▶ _What is needed_
Gather all lines with "Convert" from the records.

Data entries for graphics
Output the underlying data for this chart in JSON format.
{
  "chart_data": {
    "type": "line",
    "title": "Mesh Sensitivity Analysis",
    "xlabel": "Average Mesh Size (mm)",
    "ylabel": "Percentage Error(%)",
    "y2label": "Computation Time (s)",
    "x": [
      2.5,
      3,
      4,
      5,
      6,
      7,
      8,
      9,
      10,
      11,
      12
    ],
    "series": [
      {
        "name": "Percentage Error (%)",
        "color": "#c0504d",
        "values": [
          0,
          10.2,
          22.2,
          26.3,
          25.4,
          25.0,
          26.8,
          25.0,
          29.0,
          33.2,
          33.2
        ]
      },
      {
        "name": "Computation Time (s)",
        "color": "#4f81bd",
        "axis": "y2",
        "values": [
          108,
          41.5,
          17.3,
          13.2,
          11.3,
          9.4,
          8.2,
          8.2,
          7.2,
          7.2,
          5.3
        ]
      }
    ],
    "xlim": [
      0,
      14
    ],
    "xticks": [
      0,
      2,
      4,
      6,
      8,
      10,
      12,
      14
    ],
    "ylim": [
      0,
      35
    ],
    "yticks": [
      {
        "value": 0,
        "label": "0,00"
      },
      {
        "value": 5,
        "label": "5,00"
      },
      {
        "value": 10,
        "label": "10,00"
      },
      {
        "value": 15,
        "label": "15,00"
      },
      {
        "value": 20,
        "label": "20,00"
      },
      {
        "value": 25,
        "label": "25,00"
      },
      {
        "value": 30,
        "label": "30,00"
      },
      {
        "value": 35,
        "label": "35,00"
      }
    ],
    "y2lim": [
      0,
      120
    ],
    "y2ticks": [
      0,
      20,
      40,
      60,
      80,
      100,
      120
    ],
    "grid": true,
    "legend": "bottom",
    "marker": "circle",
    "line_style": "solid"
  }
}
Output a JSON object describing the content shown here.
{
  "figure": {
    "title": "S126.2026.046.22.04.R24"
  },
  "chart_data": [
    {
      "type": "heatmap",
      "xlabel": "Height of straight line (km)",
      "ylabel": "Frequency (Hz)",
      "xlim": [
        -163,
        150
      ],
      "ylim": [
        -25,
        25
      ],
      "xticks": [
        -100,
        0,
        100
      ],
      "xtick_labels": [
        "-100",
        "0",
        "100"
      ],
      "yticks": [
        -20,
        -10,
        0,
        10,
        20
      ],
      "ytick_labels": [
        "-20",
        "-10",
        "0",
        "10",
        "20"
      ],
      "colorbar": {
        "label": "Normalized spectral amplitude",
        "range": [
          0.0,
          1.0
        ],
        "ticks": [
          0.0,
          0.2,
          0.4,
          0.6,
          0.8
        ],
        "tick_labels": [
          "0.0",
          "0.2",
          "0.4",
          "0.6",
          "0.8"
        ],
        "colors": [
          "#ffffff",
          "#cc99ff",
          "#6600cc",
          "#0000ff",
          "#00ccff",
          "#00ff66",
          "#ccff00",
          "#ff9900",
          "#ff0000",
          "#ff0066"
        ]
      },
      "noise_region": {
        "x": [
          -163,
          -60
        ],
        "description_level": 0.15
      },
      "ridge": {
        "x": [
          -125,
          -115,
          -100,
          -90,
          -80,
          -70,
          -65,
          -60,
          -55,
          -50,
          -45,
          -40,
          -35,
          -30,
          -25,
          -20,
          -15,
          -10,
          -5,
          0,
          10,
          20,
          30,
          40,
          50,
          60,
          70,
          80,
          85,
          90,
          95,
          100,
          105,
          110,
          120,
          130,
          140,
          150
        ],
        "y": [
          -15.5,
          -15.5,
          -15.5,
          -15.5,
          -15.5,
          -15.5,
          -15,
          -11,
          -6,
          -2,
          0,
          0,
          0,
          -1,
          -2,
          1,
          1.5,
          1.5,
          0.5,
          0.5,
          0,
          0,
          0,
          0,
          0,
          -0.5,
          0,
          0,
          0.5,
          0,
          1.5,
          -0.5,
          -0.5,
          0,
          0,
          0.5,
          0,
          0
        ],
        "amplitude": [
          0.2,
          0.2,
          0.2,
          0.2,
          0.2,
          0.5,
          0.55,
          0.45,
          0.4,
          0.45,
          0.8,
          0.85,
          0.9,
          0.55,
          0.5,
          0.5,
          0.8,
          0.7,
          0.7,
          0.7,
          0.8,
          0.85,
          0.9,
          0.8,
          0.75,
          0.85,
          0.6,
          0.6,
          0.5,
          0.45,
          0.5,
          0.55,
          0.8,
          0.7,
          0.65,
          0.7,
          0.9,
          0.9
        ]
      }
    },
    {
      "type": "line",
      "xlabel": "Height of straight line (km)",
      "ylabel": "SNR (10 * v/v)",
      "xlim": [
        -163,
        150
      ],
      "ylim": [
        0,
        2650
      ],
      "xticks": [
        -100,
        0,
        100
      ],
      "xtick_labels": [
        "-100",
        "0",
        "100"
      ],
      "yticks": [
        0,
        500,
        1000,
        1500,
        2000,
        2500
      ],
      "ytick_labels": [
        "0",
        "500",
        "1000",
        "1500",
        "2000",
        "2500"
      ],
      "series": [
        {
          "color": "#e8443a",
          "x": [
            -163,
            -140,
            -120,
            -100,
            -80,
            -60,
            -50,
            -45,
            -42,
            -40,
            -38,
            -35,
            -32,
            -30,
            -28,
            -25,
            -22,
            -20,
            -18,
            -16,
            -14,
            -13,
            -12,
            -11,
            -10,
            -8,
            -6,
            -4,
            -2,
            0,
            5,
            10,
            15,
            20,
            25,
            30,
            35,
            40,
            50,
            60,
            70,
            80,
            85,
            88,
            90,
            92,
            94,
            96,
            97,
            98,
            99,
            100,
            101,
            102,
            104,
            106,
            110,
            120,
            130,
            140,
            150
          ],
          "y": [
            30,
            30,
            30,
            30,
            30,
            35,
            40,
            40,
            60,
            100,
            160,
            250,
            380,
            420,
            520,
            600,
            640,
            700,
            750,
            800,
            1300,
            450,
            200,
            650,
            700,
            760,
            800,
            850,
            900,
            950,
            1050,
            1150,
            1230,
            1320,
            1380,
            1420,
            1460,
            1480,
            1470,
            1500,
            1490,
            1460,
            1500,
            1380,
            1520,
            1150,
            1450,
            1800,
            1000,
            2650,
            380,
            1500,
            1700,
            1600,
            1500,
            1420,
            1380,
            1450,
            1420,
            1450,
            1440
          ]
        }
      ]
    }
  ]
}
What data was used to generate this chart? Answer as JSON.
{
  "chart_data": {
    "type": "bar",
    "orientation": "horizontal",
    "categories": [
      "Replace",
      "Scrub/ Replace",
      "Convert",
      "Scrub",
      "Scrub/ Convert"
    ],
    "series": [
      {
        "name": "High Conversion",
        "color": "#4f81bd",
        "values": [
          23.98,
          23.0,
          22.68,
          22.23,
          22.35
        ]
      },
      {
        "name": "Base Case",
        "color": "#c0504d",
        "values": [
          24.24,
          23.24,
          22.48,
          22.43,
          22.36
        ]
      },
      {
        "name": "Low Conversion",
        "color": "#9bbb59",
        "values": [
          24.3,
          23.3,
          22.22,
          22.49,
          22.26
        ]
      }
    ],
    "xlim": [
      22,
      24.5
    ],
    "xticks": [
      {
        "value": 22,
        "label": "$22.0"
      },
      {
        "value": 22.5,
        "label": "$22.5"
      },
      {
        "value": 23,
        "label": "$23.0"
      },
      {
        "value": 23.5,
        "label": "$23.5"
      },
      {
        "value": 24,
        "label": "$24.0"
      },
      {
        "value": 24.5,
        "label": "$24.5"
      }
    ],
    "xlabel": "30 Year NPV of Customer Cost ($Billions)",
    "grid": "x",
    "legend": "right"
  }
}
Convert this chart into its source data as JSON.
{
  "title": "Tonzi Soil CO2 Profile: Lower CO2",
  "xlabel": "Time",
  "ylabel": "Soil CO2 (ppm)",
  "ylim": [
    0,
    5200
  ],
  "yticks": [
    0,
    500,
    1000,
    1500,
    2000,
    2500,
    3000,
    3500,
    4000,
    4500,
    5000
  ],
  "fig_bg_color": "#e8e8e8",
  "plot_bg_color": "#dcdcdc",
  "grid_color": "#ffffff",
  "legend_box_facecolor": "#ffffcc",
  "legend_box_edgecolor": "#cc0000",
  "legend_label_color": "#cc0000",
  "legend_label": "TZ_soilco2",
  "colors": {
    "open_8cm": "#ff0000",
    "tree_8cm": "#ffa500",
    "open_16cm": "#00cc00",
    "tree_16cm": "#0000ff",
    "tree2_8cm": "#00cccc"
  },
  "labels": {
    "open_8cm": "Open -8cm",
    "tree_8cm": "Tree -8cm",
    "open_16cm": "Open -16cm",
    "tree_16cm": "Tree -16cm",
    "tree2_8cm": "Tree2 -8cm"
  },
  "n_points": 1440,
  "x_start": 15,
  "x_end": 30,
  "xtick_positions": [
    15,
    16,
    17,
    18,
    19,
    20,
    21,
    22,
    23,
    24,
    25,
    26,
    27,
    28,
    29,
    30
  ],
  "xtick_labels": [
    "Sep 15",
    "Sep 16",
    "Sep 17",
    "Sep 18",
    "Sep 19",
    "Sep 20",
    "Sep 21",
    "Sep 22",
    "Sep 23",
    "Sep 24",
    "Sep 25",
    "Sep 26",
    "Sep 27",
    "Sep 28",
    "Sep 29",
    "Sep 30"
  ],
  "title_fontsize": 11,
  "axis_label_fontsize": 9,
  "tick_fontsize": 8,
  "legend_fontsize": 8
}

▶ _Written answer_
      "Convert",
      "Scrub/ Convert"
Convert this chart into its source data as JSON.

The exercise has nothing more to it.